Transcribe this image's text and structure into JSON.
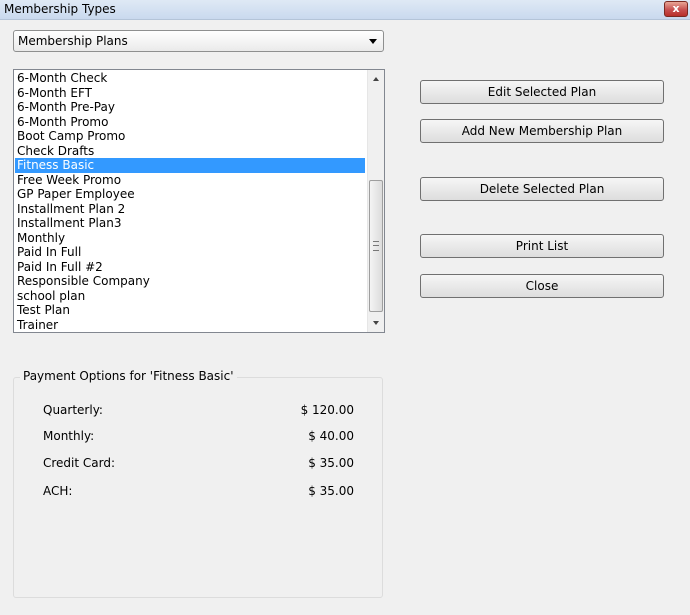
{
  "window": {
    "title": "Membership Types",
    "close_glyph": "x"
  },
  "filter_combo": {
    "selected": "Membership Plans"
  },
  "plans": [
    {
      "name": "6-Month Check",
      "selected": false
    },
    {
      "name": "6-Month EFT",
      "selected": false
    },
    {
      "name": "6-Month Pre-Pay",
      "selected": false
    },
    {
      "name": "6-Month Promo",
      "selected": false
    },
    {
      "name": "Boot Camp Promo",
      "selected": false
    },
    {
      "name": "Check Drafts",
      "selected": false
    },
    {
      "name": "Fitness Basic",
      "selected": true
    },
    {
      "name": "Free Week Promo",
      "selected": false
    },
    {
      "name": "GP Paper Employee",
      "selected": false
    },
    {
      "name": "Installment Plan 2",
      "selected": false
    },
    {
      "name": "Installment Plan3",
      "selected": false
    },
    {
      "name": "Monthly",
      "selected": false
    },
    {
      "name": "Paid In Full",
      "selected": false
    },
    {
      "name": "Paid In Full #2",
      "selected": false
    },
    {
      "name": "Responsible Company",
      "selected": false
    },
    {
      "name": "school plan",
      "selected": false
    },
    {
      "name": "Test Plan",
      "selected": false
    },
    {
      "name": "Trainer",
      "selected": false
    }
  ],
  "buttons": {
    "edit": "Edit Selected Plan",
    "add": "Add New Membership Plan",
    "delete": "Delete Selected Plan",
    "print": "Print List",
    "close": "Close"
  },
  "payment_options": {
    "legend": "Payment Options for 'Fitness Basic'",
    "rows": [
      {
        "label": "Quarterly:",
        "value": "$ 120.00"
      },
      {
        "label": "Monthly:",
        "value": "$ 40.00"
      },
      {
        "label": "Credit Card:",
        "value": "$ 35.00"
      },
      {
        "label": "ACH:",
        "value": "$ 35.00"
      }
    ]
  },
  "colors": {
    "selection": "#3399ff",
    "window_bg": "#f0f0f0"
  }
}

### [WHAT YOU ARE ASKED TO DO]
Without including any picture, retype the entries exactly.

### [THE RESULT]
Transcribe this image's text and structure into JSON.
{
  "window": {
    "title": "Membership Types",
    "close_glyph": "x"
  },
  "filter_combo": {
    "selected": "Membership Plans"
  },
  "plans": [
    {
      "name": "6-Month Check",
      "selected": false
    },
    {
      "name": "6-Month EFT",
      "selected": false
    },
    {
      "name": "6-Month Pre-Pay",
      "selected": false
    },
    {
      "name": "6-Month Promo",
      "selected": false
    },
    {
      "name": "Boot Camp Promo",
      "selected": false
    },
    {
      "name": "Check Drafts",
      "selected": false
    },
    {
      "name": "Fitness Basic",
      "selected": true
    },
    {
      "name": "Free Week Promo",
      "selected": false
    },
    {
      "name": "GP Paper Employee",
      "selected": false
    },
    {
      "name": "Installment Plan 2",
      "selected": false
    },
    {
      "name": "Installment Plan3",
      "selected": false
    },
    {
      "name": "Monthly",
      "selected": false
    },
    {
      "name": "Paid In Full",
      "selected": false
    },
    {
      "name": "Paid In Full #2",
      "selected": false
    },
    {
      "name": "Responsible Company",
      "selected": false
    },
    {
      "name": "school plan",
      "selected": false
    },
    {
      "name": "Test Plan",
      "selected": false
    },
    {
      "name": "Trainer",
      "selected": false
    }
  ],
  "buttons": {
    "edit": "Edit Selected Plan",
    "add": "Add New Membership Plan",
    "delete": "Delete Selected Plan",
    "print": "Print List",
    "close": "Close"
  },
  "payment_options": {
    "legend": "Payment Options for 'Fitness Basic'",
    "rows": [
      {
        "label": "Quarterly:",
        "value": "$ 120.00"
      },
      {
        "label": "Monthly:",
        "value": "$ 40.00"
      },
      {
        "label": "Credit Card:",
        "value": "$ 35.00"
      },
      {
        "label": "ACH:",
        "value": "$ 35.00"
      }
    ]
  },
  "colors": {
    "selection": "#3399ff",
    "window_bg": "#f0f0f0"
  }
}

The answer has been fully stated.